> [TO BE DONE]
Output all the data exactly. Pictures do not belong in the copy.

►

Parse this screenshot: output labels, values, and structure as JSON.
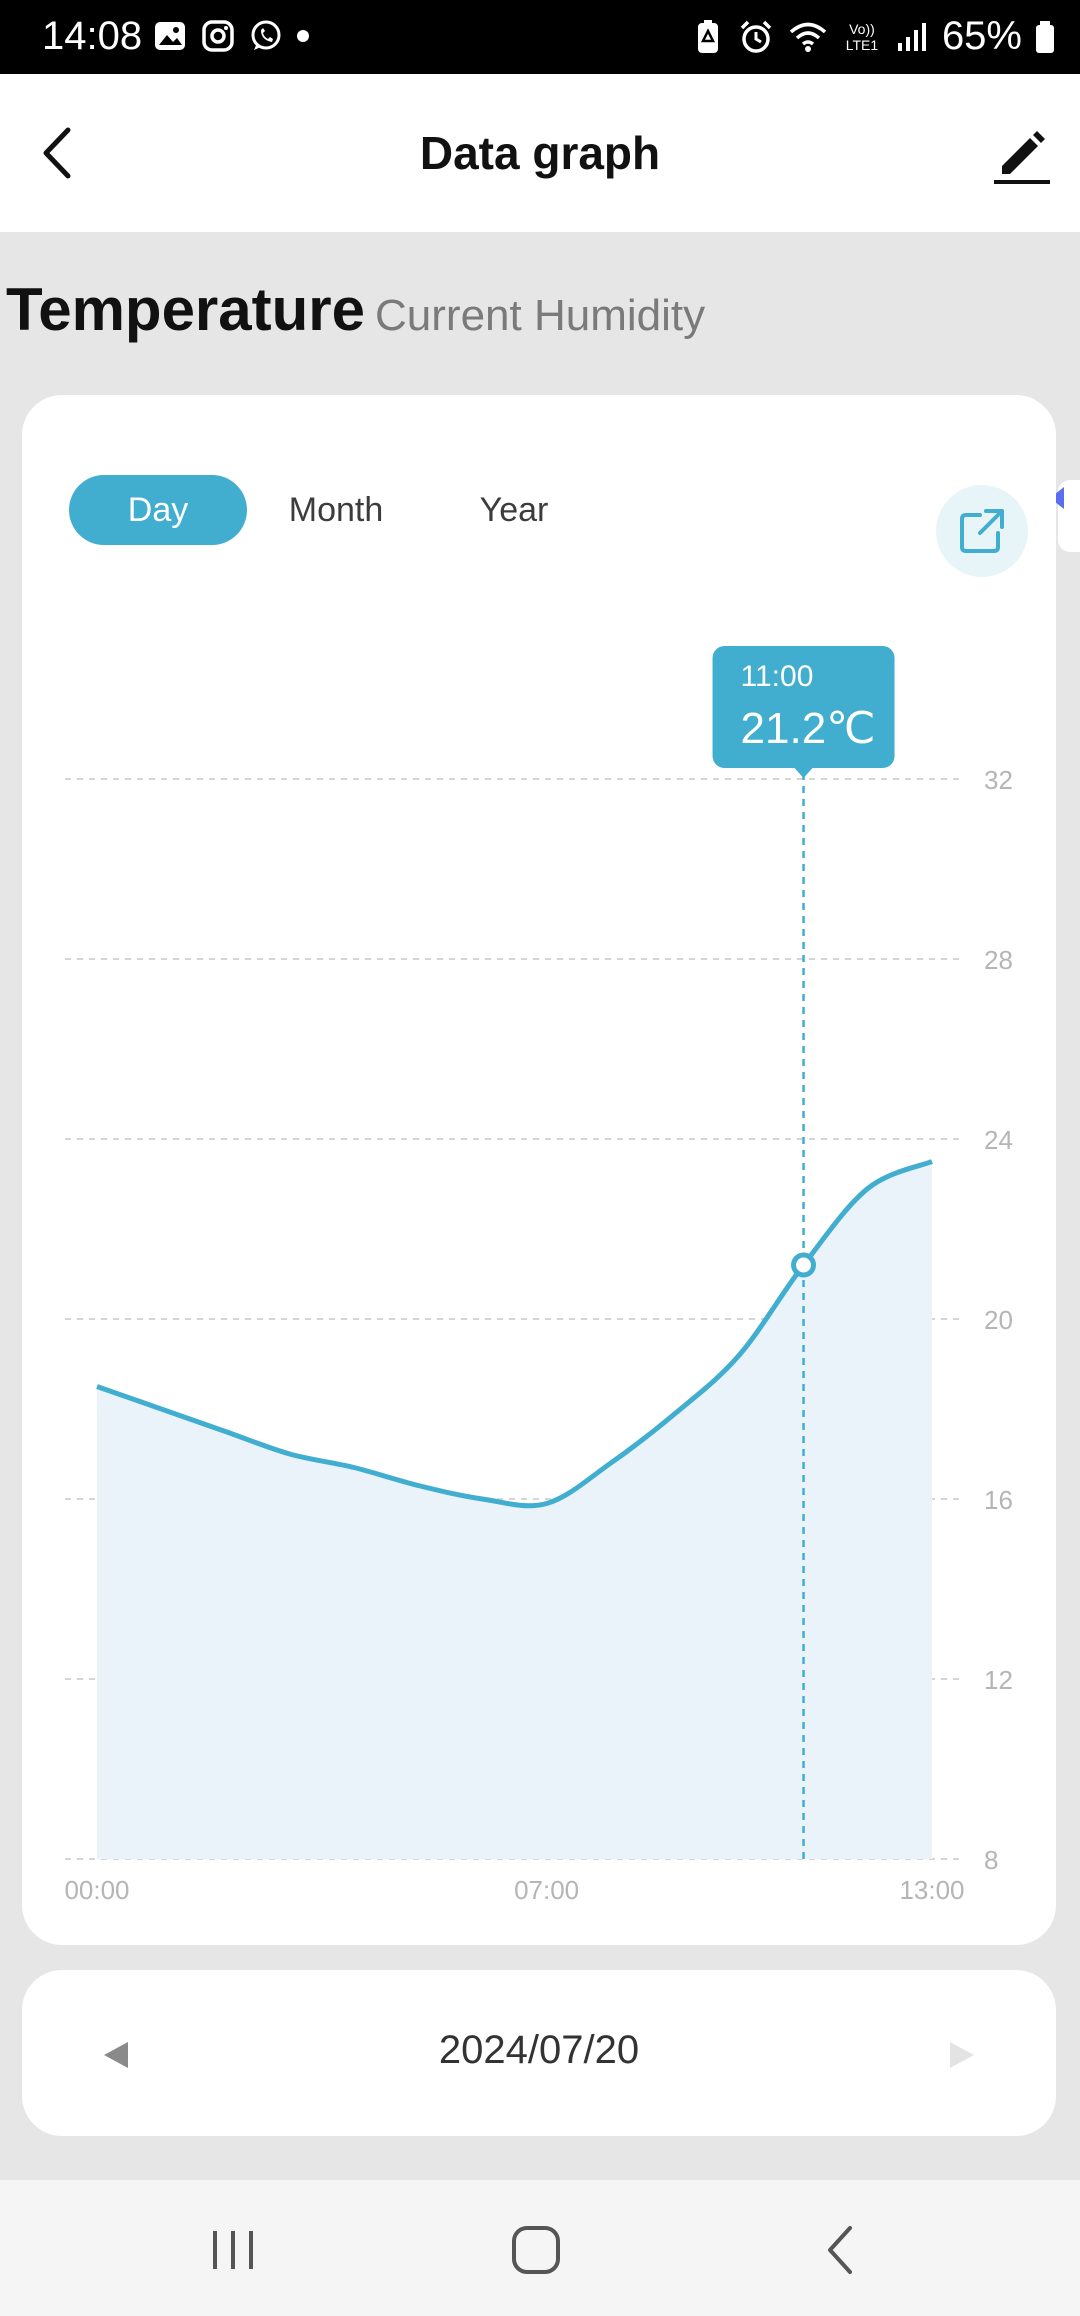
{
  "status_bar": {
    "time": "14:08",
    "left_icons": [
      "gallery-icon",
      "instagram-icon",
      "whatsapp-icon",
      "dot-icon"
    ],
    "right_icons": [
      "battery-saver-icon",
      "alarm-icon",
      "wifi-icon",
      "volte-icon",
      "signal-icon"
    ],
    "volte_text": "Vo)) LTE1",
    "battery_percent": "65%"
  },
  "header": {
    "title": "Data graph",
    "back_icon": "back-arrow-icon",
    "edit_icon": "edit-pencil-icon"
  },
  "data_tabs": {
    "active": "Temperature",
    "inactive": "Current Humidity"
  },
  "range_tabs": [
    {
      "label": "Day",
      "active": true
    },
    {
      "label": "Month",
      "active": false
    },
    {
      "label": "Year",
      "active": false
    }
  ],
  "export_icon": "export-share-icon",
  "tooltip": {
    "time": "11:00",
    "value": "21.2℃"
  },
  "chart_data": {
    "type": "area",
    "x_labels": [
      "00:00",
      "07:00",
      "13:00"
    ],
    "y_ticks": [
      8,
      12,
      16,
      20,
      24,
      28,
      32
    ],
    "ylim": [
      8,
      32
    ],
    "xlim": [
      0,
      13
    ],
    "grid": true,
    "points": [
      {
        "x": 0,
        "y": 18.5
      },
      {
        "x": 1,
        "y": 18.0
      },
      {
        "x": 2,
        "y": 17.5
      },
      {
        "x": 3,
        "y": 17.0
      },
      {
        "x": 4,
        "y": 16.7
      },
      {
        "x": 5,
        "y": 16.3
      },
      {
        "x": 6,
        "y": 16.0
      },
      {
        "x": 7,
        "y": 15.9
      },
      {
        "x": 8,
        "y": 16.8
      },
      {
        "x": 9,
        "y": 17.9
      },
      {
        "x": 10,
        "y": 19.2
      },
      {
        "x": 11,
        "y": 21.2
      },
      {
        "x": 12,
        "y": 22.9
      },
      {
        "x": 13,
        "y": 23.5
      }
    ],
    "highlight": {
      "x": 11,
      "y": 21.2
    },
    "line_color": "#41aed0",
    "fill_color": "#eaf3fa"
  },
  "date_nav": {
    "date": "2024/07/20",
    "prev_icon": "triangle-left-icon",
    "next_icon": "triangle-right-icon"
  },
  "nav_bar": {
    "icons": [
      "recents-icon",
      "home-icon",
      "back-icon"
    ]
  },
  "colors": {
    "accent": "#41aed0",
    "background": "#e6e6e6"
  }
}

◄

> [SOLUTION]
Parse this screenshot: output labels, values, and structure as JSON.
{
  "status_bar": {
    "time": "14:08",
    "left_icons": [
      "gallery-icon",
      "instagram-icon",
      "whatsapp-icon",
      "dot-icon"
    ],
    "right_icons": [
      "battery-saver-icon",
      "alarm-icon",
      "wifi-icon",
      "volte-icon",
      "signal-icon"
    ],
    "volte_text": "Vo)) LTE1",
    "battery_percent": "65%"
  },
  "header": {
    "title": "Data graph",
    "back_icon": "back-arrow-icon",
    "edit_icon": "edit-pencil-icon"
  },
  "data_tabs": {
    "active": "Temperature",
    "inactive": "Current Humidity"
  },
  "range_tabs": [
    {
      "label": "Day",
      "active": true
    },
    {
      "label": "Month",
      "active": false
    },
    {
      "label": "Year",
      "active": false
    }
  ],
  "export_icon": "export-share-icon",
  "tooltip": {
    "time": "11:00",
    "value": "21.2℃"
  },
  "chart_data": {
    "type": "area",
    "x_labels": [
      "00:00",
      "07:00",
      "13:00"
    ],
    "y_ticks": [
      8,
      12,
      16,
      20,
      24,
      28,
      32
    ],
    "ylim": [
      8,
      32
    ],
    "xlim": [
      0,
      13
    ],
    "grid": true,
    "points": [
      {
        "x": 0,
        "y": 18.5
      },
      {
        "x": 1,
        "y": 18.0
      },
      {
        "x": 2,
        "y": 17.5
      },
      {
        "x": 3,
        "y": 17.0
      },
      {
        "x": 4,
        "y": 16.7
      },
      {
        "x": 5,
        "y": 16.3
      },
      {
        "x": 6,
        "y": 16.0
      },
      {
        "x": 7,
        "y": 15.9
      },
      {
        "x": 8,
        "y": 16.8
      },
      {
        "x": 9,
        "y": 17.9
      },
      {
        "x": 10,
        "y": 19.2
      },
      {
        "x": 11,
        "y": 21.2
      },
      {
        "x": 12,
        "y": 22.9
      },
      {
        "x": 13,
        "y": 23.5
      }
    ],
    "highlight": {
      "x": 11,
      "y": 21.2
    },
    "line_color": "#41aed0",
    "fill_color": "#eaf3fa"
  },
  "date_nav": {
    "date": "2024/07/20",
    "prev_icon": "triangle-left-icon",
    "next_icon": "triangle-right-icon"
  },
  "nav_bar": {
    "icons": [
      "recents-icon",
      "home-icon",
      "back-icon"
    ]
  },
  "colors": {
    "accent": "#41aed0",
    "background": "#e6e6e6"
  }
}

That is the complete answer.